TASK GOAL: Without altering anything, repeat each of the records.
>> Begin
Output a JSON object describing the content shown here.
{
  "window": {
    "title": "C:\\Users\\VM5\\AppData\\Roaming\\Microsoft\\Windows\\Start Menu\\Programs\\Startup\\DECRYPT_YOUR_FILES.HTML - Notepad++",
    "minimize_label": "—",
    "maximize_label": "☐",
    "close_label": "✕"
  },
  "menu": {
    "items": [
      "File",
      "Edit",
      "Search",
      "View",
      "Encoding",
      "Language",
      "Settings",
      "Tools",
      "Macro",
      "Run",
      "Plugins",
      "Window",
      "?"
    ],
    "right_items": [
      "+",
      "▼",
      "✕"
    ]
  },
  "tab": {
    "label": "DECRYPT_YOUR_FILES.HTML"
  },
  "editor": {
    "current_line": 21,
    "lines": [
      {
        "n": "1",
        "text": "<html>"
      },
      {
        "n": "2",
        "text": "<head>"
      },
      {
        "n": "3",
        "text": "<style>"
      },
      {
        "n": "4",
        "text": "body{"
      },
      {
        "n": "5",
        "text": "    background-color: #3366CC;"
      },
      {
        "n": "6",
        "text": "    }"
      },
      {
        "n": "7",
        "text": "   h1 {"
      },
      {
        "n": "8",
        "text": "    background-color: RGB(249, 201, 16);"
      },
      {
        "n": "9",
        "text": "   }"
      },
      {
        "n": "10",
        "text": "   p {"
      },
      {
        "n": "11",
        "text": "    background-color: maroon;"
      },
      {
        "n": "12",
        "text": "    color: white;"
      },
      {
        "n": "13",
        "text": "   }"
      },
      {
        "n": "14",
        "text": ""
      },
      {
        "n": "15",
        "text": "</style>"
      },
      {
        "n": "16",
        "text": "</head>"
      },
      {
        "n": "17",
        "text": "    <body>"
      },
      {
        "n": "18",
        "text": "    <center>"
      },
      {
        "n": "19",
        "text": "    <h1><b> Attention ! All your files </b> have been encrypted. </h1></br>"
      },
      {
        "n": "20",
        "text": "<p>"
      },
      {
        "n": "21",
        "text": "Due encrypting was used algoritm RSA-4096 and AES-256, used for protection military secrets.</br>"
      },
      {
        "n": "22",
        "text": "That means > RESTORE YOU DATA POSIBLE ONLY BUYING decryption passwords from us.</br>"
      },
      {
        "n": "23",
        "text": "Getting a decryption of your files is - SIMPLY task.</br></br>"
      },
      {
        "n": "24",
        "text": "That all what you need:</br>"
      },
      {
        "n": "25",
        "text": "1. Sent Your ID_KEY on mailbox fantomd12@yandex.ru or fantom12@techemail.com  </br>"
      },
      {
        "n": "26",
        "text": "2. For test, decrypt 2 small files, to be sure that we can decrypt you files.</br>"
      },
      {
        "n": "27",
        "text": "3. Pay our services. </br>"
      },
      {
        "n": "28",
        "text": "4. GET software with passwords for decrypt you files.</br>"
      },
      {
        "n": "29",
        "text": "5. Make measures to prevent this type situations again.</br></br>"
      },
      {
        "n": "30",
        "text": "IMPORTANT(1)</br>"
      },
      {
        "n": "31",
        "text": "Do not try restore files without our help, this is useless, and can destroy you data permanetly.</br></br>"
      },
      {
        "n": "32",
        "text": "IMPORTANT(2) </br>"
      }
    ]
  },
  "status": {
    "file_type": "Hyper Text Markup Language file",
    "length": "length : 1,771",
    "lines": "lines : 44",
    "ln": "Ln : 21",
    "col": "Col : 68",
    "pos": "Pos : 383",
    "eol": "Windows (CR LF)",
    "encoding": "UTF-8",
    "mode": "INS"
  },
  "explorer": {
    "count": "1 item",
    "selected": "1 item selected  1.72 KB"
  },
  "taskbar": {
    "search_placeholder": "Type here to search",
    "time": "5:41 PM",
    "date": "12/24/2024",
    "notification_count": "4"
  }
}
>> End
TASK RESULT:
Output a JSON object describing the content shown here.
{
  "window": {
    "title": "C:\\Users\\VM5\\AppData\\Roaming\\Microsoft\\Windows\\Start Menu\\Programs\\Startup\\DECRYPT_YOUR_FILES.HTML - Notepad++",
    "minimize_label": "—",
    "maximize_label": "☐",
    "close_label": "✕"
  },
  "menu": {
    "items": [
      "File",
      "Edit",
      "Search",
      "View",
      "Encoding",
      "Language",
      "Settings",
      "Tools",
      "Macro",
      "Run",
      "Plugins",
      "Window",
      "?"
    ],
    "right_items": [
      "+",
      "▼",
      "✕"
    ]
  },
  "tab": {
    "label": "DECRYPT_YOUR_FILES.HTML"
  },
  "editor": {
    "current_line": 21,
    "lines": [
      {
        "n": "1",
        "text": "<html>"
      },
      {
        "n": "2",
        "text": "<head>"
      },
      {
        "n": "3",
        "text": "<style>"
      },
      {
        "n": "4",
        "text": "body{"
      },
      {
        "n": "5",
        "text": "    background-color: #3366CC;"
      },
      {
        "n": "6",
        "text": "    }"
      },
      {
        "n": "7",
        "text": "   h1 {"
      },
      {
        "n": "8",
        "text": "    background-color: RGB(249, 201, 16);"
      },
      {
        "n": "9",
        "text": "   }"
      },
      {
        "n": "10",
        "text": "   p {"
      },
      {
        "n": "11",
        "text": "    background-color: maroon;"
      },
      {
        "n": "12",
        "text": "    color: white;"
      },
      {
        "n": "13",
        "text": "   }"
      },
      {
        "n": "14",
        "text": ""
      },
      {
        "n": "15",
        "text": "</style>"
      },
      {
        "n": "16",
        "text": "</head>"
      },
      {
        "n": "17",
        "text": "    <body>"
      },
      {
        "n": "18",
        "text": "    <center>"
      },
      {
        "n": "19",
        "text": "    <h1><b> Attention ! All your files </b> have been encrypted. </h1></br>"
      },
      {
        "n": "20",
        "text": "<p>"
      },
      {
        "n": "21",
        "text": "Due encrypting was used algoritm RSA-4096 and AES-256, used for protection military secrets.</br>"
      },
      {
        "n": "22",
        "text": "That means > RESTORE YOU DATA POSIBLE ONLY BUYING decryption passwords from us.</br>"
      },
      {
        "n": "23",
        "text": "Getting a decryption of your files is - SIMPLY task.</br></br>"
      },
      {
        "n": "24",
        "text": "That all what you need:</br>"
      },
      {
        "n": "25",
        "text": "1. Sent Your ID_KEY on mailbox fantomd12@yandex.ru or fantom12@techemail.com  </br>"
      },
      {
        "n": "26",
        "text": "2. For test, decrypt 2 small files, to be sure that we can decrypt you files.</br>"
      },
      {
        "n": "27",
        "text": "3. Pay our services. </br>"
      },
      {
        "n": "28",
        "text": "4. GET software with passwords for decrypt you files.</br>"
      },
      {
        "n": "29",
        "text": "5. Make measures to prevent this type situations again.</br></br>"
      },
      {
        "n": "30",
        "text": "IMPORTANT(1)</br>"
      },
      {
        "n": "31",
        "text": "Do not try restore files without our help, this is useless, and can destroy you data permanetly.</br></br>"
      },
      {
        "n": "32",
        "text": "IMPORTANT(2) </br>"
      }
    ]
  },
  "status": {
    "file_type": "Hyper Text Markup Language file",
    "length": "length : 1,771",
    "lines": "lines : 44",
    "ln": "Ln : 21",
    "col": "Col : 68",
    "pos": "Pos : 383",
    "eol": "Windows (CR LF)",
    "encoding": "UTF-8",
    "mode": "INS"
  },
  "explorer": {
    "count": "1 item",
    "selected": "1 item selected  1.72 KB"
  },
  "taskbar": {
    "search_placeholder": "Type here to search",
    "time": "5:41 PM",
    "date": "12/24/2024",
    "notification_count": "4"
  }
}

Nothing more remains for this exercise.